_EXERCISE_. Copy each line of the records that holds the string "chair".

_MATERIAL TO PROCESS_.

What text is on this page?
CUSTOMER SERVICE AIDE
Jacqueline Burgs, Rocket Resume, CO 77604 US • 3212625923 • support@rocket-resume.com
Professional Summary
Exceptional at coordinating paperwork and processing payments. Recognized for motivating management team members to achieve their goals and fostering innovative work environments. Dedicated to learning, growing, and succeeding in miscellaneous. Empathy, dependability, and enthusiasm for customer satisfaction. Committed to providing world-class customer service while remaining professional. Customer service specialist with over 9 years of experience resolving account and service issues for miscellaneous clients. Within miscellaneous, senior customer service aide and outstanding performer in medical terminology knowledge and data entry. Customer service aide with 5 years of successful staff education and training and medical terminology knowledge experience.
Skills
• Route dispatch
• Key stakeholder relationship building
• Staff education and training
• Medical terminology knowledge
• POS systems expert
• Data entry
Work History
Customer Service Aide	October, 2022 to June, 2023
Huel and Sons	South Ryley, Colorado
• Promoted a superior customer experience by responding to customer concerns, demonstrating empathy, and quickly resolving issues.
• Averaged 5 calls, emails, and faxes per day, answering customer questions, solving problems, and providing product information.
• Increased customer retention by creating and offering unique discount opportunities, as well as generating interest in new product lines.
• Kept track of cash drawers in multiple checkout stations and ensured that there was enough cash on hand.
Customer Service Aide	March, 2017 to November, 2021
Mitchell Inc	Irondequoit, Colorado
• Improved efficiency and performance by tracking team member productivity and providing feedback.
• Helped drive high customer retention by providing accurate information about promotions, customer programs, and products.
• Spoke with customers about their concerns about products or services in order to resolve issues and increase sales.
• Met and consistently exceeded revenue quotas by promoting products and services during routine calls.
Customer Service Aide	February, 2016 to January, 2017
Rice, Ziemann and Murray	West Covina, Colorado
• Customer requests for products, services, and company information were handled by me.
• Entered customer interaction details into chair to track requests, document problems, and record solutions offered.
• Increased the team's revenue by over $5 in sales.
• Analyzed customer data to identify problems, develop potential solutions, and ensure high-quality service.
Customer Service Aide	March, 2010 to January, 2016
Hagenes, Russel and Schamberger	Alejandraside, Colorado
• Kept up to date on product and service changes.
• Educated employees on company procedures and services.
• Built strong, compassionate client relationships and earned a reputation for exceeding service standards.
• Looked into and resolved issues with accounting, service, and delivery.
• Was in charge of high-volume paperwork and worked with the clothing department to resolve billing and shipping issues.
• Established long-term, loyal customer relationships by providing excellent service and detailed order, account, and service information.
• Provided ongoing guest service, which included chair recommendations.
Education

_OUTPUT FOR THIS TASK_.
• Entered customer interaction details into chair to track requests, document problems, and record solutions offered.
• Provided ongoing guest service, which included chair recommendations.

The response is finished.